Exercise brief:
Leave out the pictures and repeat the data exactly.

Dataset excerpts:
....................
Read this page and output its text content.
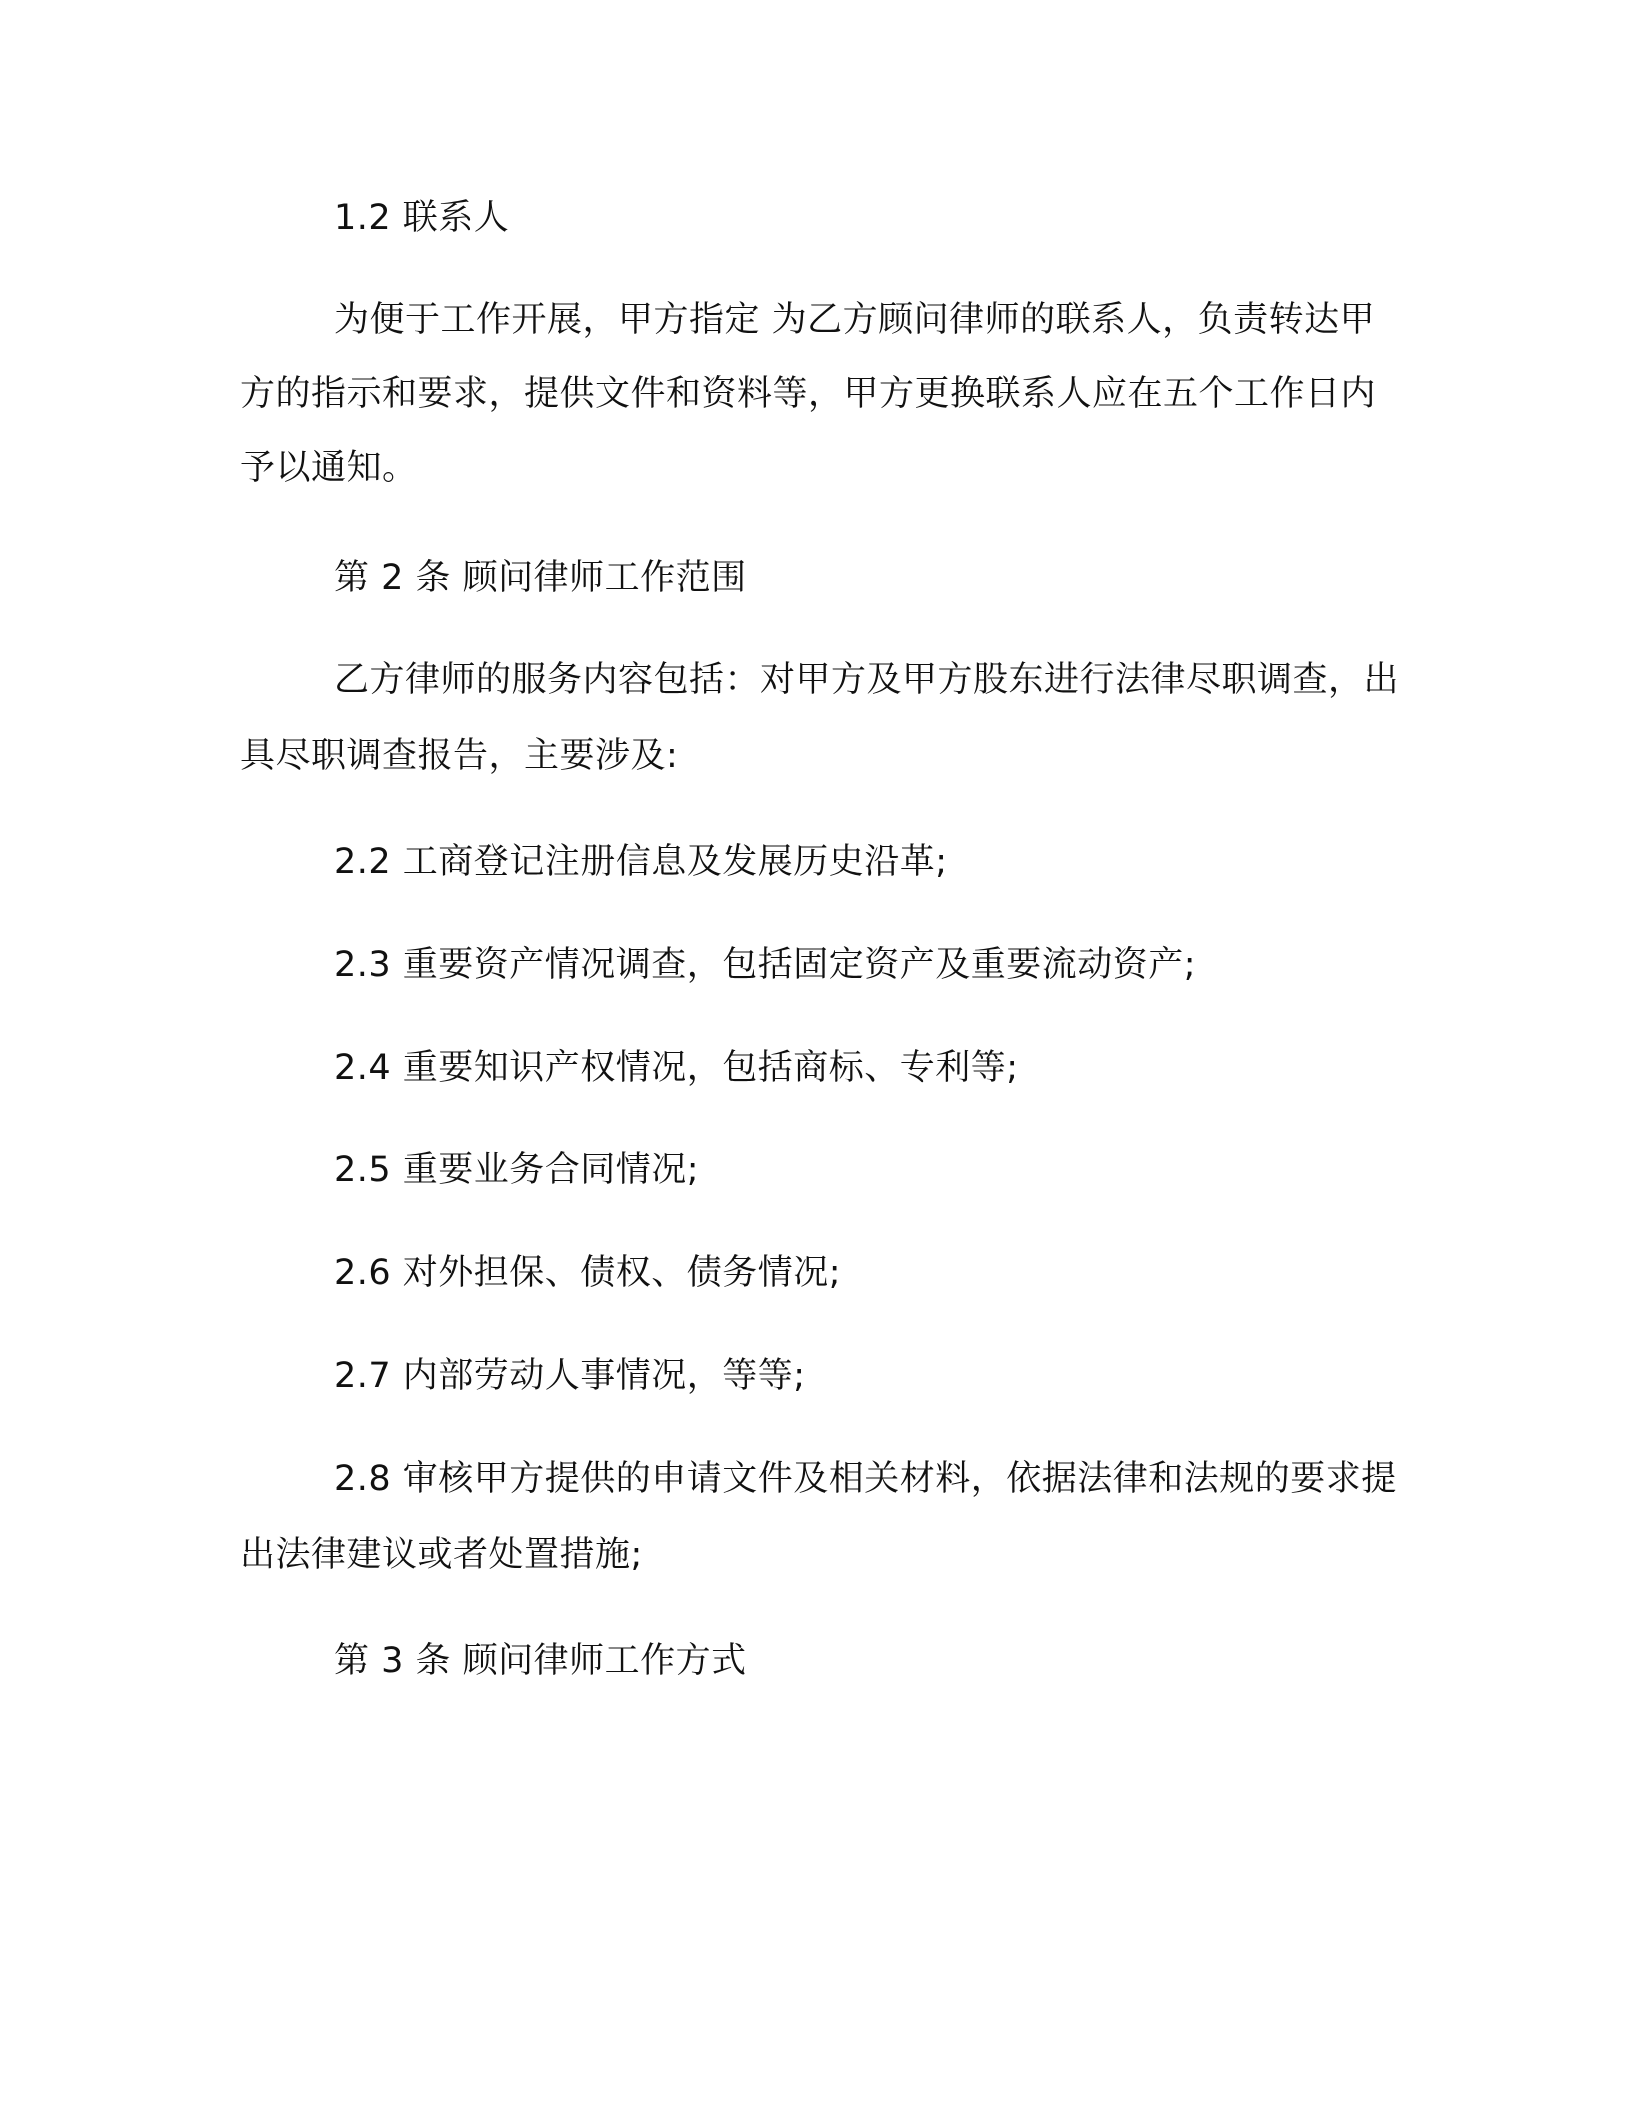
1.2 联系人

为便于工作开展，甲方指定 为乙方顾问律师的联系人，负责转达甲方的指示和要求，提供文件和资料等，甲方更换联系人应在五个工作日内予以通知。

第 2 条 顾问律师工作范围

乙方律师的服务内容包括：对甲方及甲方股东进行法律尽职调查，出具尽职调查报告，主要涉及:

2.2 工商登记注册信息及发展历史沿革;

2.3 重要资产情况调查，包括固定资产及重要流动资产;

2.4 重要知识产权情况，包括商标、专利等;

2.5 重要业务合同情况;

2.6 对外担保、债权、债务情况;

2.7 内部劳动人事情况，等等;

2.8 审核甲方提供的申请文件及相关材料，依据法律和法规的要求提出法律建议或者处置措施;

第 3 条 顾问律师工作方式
....................
Response to the task:
Read this page and output its text content.
1.2 联系人

为便于工作开展，甲方指定 为乙方顾问律师的联系人，负责转达甲方的指示和要求，提供文件和资料等，甲方更换联系人应在五个工作日内予以通知。

第 2 条 顾问律师工作范围

乙方律师的服务内容包括：对甲方及甲方股东进行法律尽职调查，出具尽职调查报告，主要涉及:

2.2 工商登记注册信息及发展历史沿革;

2.3 重要资产情况调查，包括固定资产及重要流动资产;

2.4 重要知识产权情况，包括商标、专利等;

2.5 重要业务合同情况;

2.6 对外担保、债权、债务情况;

2.7 内部劳动人事情况，等等;

2.8 审核甲方提供的申请文件及相关材料，依据法律和法规的要求提出法律建议或者处置措施;

第 3 条 顾问律师工作方式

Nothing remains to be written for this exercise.